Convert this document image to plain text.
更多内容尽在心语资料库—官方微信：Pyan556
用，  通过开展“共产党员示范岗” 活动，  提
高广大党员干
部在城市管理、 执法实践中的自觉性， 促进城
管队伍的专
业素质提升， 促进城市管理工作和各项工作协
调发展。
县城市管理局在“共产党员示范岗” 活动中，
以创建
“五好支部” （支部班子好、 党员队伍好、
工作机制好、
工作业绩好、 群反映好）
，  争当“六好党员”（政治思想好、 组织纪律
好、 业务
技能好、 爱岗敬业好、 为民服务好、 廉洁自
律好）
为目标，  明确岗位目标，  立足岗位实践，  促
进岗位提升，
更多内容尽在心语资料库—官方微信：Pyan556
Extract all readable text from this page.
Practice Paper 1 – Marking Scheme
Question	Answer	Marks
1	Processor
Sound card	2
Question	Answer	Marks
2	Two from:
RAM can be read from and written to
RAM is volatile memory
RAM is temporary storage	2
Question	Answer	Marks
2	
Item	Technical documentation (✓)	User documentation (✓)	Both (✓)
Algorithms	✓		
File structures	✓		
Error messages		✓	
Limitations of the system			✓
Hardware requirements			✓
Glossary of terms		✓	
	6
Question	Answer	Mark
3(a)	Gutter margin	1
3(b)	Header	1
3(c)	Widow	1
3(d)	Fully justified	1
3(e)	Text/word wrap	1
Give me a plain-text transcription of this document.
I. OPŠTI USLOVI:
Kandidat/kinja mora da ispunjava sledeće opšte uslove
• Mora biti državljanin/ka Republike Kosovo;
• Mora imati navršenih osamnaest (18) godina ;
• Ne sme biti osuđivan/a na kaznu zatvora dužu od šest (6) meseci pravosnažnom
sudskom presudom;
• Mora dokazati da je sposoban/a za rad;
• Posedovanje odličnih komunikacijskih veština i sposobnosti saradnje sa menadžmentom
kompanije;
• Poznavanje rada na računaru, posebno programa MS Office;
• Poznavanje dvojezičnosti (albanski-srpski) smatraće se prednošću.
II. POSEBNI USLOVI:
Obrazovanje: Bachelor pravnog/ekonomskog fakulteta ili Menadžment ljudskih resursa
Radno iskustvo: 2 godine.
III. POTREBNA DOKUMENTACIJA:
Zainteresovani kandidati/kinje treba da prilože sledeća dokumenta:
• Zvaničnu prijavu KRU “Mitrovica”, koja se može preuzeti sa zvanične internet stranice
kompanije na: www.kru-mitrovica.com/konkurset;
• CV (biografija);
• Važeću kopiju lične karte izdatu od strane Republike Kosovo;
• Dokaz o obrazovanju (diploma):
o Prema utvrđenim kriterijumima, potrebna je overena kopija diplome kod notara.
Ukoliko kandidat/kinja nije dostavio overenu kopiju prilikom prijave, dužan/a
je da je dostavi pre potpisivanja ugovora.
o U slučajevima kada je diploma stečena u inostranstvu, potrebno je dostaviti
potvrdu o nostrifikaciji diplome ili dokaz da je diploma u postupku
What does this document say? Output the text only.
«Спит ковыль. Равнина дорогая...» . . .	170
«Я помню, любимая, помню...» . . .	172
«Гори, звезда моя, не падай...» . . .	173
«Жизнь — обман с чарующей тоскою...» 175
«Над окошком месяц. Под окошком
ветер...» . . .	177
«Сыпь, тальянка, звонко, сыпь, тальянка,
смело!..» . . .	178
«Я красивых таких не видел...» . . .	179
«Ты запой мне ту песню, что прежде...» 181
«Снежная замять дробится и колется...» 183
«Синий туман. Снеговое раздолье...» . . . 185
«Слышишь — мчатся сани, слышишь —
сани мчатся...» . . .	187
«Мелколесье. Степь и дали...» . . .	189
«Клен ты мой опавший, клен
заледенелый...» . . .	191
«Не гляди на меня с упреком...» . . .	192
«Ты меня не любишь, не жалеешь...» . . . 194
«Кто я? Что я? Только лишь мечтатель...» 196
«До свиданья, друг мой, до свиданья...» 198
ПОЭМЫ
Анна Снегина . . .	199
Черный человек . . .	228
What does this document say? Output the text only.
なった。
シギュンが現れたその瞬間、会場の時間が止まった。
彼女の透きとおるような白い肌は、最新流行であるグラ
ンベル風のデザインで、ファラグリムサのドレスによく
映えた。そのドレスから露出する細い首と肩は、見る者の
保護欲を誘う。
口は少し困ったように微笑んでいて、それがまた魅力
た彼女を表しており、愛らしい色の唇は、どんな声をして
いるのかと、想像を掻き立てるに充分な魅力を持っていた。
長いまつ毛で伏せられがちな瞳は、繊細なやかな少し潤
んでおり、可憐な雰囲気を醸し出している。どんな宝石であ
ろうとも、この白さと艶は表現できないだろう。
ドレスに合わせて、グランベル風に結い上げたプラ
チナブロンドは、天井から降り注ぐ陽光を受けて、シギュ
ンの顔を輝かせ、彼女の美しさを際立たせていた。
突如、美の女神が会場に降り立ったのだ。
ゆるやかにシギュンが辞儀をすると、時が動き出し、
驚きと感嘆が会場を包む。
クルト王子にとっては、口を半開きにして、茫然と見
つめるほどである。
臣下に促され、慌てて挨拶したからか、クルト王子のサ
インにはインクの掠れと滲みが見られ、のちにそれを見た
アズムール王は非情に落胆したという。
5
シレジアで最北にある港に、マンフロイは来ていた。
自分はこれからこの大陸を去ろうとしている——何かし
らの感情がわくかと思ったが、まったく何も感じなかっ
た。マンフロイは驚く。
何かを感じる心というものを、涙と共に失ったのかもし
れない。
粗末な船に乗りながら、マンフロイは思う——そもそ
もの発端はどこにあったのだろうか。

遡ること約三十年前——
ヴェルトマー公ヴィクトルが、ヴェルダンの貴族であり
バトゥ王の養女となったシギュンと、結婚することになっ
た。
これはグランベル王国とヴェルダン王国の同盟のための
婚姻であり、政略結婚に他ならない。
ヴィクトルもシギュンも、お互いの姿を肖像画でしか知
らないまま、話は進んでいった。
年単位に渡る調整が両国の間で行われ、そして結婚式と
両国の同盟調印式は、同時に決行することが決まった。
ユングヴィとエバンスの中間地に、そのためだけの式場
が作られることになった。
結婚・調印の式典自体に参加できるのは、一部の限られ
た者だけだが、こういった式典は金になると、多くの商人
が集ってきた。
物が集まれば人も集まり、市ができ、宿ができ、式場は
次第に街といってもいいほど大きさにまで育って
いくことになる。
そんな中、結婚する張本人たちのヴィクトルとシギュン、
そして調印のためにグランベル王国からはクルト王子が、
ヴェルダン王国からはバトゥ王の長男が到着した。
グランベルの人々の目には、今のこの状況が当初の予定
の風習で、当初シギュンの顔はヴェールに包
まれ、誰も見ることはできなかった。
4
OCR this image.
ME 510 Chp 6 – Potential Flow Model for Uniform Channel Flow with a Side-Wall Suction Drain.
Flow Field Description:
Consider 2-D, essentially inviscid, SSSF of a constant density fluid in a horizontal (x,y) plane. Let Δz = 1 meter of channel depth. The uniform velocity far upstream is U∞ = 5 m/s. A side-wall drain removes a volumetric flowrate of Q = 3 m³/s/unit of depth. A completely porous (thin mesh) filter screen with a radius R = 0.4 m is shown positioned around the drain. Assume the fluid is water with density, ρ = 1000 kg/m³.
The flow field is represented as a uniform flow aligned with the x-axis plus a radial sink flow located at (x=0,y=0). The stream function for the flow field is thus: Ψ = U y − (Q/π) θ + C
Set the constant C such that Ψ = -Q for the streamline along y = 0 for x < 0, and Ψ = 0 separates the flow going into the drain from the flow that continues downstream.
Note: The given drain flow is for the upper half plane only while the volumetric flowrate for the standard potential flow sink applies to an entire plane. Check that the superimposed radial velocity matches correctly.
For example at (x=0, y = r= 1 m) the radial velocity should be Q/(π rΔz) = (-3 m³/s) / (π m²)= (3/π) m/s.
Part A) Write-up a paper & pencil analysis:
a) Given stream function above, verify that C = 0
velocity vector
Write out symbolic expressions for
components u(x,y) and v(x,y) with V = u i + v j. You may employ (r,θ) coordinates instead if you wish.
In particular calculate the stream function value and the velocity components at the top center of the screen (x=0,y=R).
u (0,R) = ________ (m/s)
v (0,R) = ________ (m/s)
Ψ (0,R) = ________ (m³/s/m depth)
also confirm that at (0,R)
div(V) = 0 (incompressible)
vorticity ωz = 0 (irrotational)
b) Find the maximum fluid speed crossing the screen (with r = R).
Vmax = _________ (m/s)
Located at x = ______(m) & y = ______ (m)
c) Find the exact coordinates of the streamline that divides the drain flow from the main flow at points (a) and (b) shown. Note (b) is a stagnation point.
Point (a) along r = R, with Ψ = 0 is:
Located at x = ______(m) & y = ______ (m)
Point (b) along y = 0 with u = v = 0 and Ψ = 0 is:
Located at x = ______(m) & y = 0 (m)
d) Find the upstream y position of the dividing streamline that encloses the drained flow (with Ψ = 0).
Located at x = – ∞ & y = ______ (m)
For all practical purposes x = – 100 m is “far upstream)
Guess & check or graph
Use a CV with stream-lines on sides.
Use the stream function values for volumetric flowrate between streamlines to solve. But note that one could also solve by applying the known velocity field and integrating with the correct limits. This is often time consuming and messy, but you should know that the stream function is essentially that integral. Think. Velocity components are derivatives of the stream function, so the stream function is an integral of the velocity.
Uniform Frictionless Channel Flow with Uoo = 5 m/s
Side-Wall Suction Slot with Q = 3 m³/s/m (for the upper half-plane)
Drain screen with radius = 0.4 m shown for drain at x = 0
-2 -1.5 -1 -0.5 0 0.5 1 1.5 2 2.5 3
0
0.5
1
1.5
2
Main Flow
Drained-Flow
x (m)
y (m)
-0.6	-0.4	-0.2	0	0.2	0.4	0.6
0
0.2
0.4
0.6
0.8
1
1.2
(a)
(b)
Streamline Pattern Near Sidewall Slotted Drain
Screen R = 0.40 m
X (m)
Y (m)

#### INSTRUCTIONS TO FOLLOW:
Only a number is wanted: how many lines of the material above hold "along"?

#### RESPONSE BELOW:
3